▸ GIVEN EXERCISE
Gather each line containing the string "object" from these entries.

---*---

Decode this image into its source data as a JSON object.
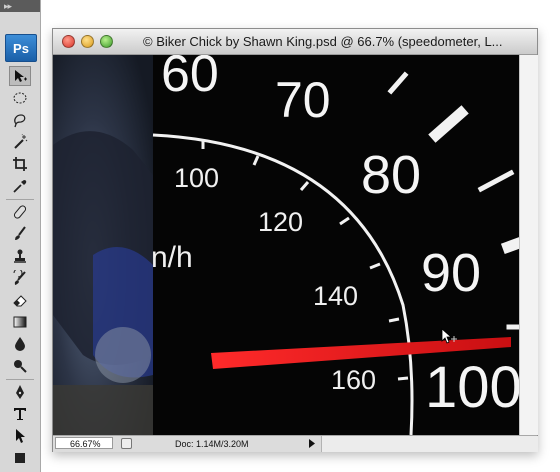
{
  "app": {
    "logo": "Ps"
  },
  "tools_panel": {
    "grip": "▸▸",
    "tools": [
      {
        "name": "move-tool-icon",
        "active": true
      },
      {
        "name": "marquee-tool-icon"
      },
      {
        "name": "lasso-tool-icon"
      },
      {
        "name": "magic-wand-tool-icon"
      },
      {
        "name": "crop-tool-icon"
      },
      {
        "name": "eyedropper-tool-icon"
      },
      {
        "name": "healing-brush-tool-icon"
      },
      {
        "name": "brush-tool-icon"
      },
      {
        "name": "clone-stamp-tool-icon"
      },
      {
        "name": "history-brush-tool-icon"
      },
      {
        "name": "eraser-tool-icon"
      },
      {
        "name": "gradient-tool-icon"
      },
      {
        "name": "blur-tool-icon"
      },
      {
        "name": "dodge-tool-icon"
      },
      {
        "name": "pen-tool-icon"
      },
      {
        "name": "type-tool-icon"
      },
      {
        "name": "path-selection-tool-icon"
      }
    ]
  },
  "document": {
    "title": "© Biker Chick by Shawn King.psd @ 66.7% (speedometer, L...",
    "canvas": {
      "speedometer_outer_numbers": [
        "60",
        "70",
        "80",
        "90",
        "100"
      ],
      "speedometer_inner_numbers": [
        "100",
        "120",
        "140",
        "160"
      ],
      "unit_label": "n/h",
      "needle_color": "#e5141a"
    },
    "status": {
      "zoom": "66.67%",
      "doc_info": "Doc: 1.14M/3.20M"
    }
  }
}
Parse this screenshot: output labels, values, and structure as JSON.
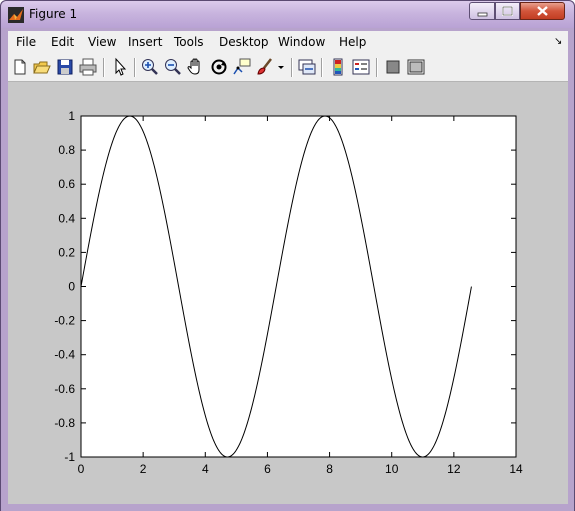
{
  "window": {
    "title": "Figure 1"
  },
  "menus": [
    "File",
    "Edit",
    "View",
    "Insert",
    "Tools",
    "Desktop",
    "Window",
    "Help"
  ],
  "toolbar": {
    "icons": [
      "new-figure-icon",
      "open-file-icon",
      "save-icon",
      "print-icon",
      "edit-plot-arrow-icon",
      "zoom-in-icon",
      "zoom-out-icon",
      "pan-hand-icon",
      "rotate-3d-icon",
      "data-cursor-icon",
      "brush-icon",
      "link-plot-icon",
      "colorbar-icon",
      "legend-icon",
      "hide-plot-tools-icon",
      "show-plot-tools-icon"
    ]
  },
  "chart_data": {
    "type": "line",
    "title": "",
    "xlabel": "",
    "ylabel": "",
    "xlim": [
      0,
      14
    ],
    "ylim": [
      -1,
      1
    ],
    "xticks": [
      "0",
      "2",
      "4",
      "6",
      "8",
      "10",
      "12",
      "14"
    ],
    "yticks": [
      "-1",
      "-0.8",
      "-0.6",
      "-0.4",
      "-0.2",
      "0",
      "0.2",
      "0.4",
      "0.6",
      "0.8",
      "1"
    ],
    "grid": false,
    "series": [
      {
        "function": "sin(x)",
        "x_start": 0,
        "x_end": 12.566,
        "color": "#000000"
      }
    ]
  }
}
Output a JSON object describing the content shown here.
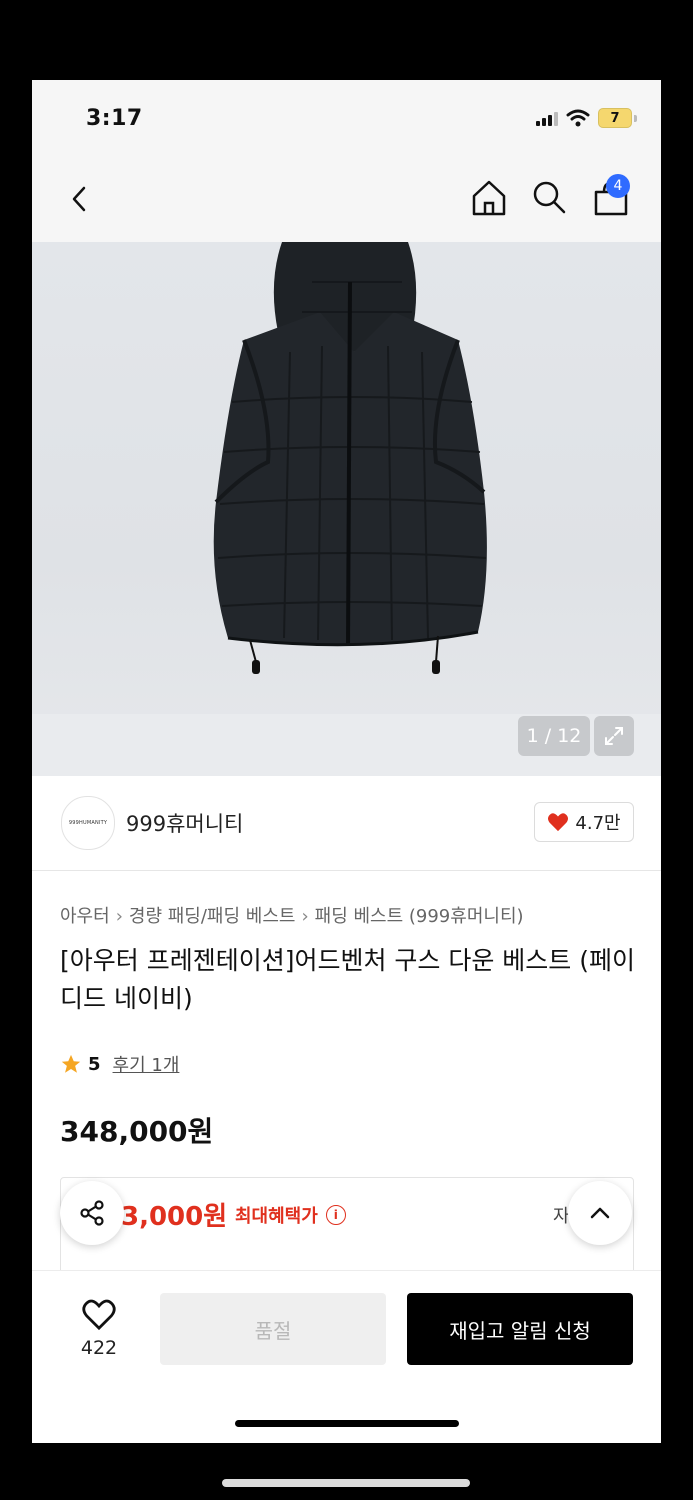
{
  "status": {
    "time": "3:17",
    "battery": "7"
  },
  "nav": {
    "cart_count": "4"
  },
  "gallery": {
    "counter": "1 / 12"
  },
  "brand": {
    "logo_text": "999HUMANITY",
    "name": "999휴머니티",
    "likes": "4.7만"
  },
  "breadcrumb": [
    "아우터",
    "경량 패딩/패딩 베스트",
    "패딩 베스트 (999휴머니티)"
  ],
  "product": {
    "title": "[아우터 프레젠테이션]어드벤처 구스 다운 베스트 (페이디드 네이비)",
    "rating": "5",
    "reviews": "후기 1개",
    "price": "348,000원"
  },
  "benefit": {
    "price": "3,000원",
    "label": "최대혜택가",
    "detail": "자세히"
  },
  "bottom": {
    "wish_count": "422",
    "soldout": "품절",
    "restock": "재입고 알림 신청"
  },
  "colors": {
    "accent_red": "#e0301e",
    "badge_blue": "#2f6bff"
  }
}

---*---

▸ WRITTEN SOLUTION
Decode this image into its source data as a JSON object.
Output a JSON object describing the content shown here.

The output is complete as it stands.